[Stored data]
┌──

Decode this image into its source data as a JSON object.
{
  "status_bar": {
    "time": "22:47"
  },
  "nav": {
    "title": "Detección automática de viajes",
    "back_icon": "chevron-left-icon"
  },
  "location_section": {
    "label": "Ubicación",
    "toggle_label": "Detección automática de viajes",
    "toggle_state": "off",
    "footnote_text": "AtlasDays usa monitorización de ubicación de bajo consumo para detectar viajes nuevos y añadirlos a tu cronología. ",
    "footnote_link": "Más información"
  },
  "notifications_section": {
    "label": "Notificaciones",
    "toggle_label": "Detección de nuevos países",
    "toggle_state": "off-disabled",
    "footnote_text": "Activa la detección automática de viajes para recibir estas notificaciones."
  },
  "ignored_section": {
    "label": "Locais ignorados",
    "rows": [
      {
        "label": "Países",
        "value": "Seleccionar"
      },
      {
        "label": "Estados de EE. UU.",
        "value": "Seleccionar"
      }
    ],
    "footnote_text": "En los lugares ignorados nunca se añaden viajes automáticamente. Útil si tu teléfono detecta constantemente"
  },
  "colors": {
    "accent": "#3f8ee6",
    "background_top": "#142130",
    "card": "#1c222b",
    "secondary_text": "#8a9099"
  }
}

└──

__Request__:
Write out every line exactly as it stands.

__In response__:
Decode this image into its source data as a JSON object.
{
  "status_bar": {
    "time": "22:47"
  },
  "nav": {
    "title": "Detección automática de viajes",
    "back_icon": "chevron-left-icon"
  },
  "location_section": {
    "label": "Ubicación",
    "toggle_label": "Detección automática de viajes",
    "toggle_state": "off",
    "footnote_text": "AtlasDays usa monitorización de ubicación de bajo consumo para detectar viajes nuevos y añadirlos a tu cronología. ",
    "footnote_link": "Más información"
  },
  "notifications_section": {
    "label": "Notificaciones",
    "toggle_label": "Detección de nuevos países",
    "toggle_state": "off-disabled",
    "footnote_text": "Activa la detección automática de viajes para recibir estas notificaciones."
  },
  "ignored_section": {
    "label": "Locais ignorados",
    "rows": [
      {
        "label": "Países",
        "value": "Seleccionar"
      },
      {
        "label": "Estados de EE. UU.",
        "value": "Seleccionar"
      }
    ],
    "footnote_text": "En los lugares ignorados nunca se añaden viajes automáticamente. Útil si tu teléfono detecta constantemente"
  },
  "colors": {
    "accent": "#3f8ee6",
    "background_top": "#142130",
    "card": "#1c222b",
    "secondary_text": "#8a9099"
  }
}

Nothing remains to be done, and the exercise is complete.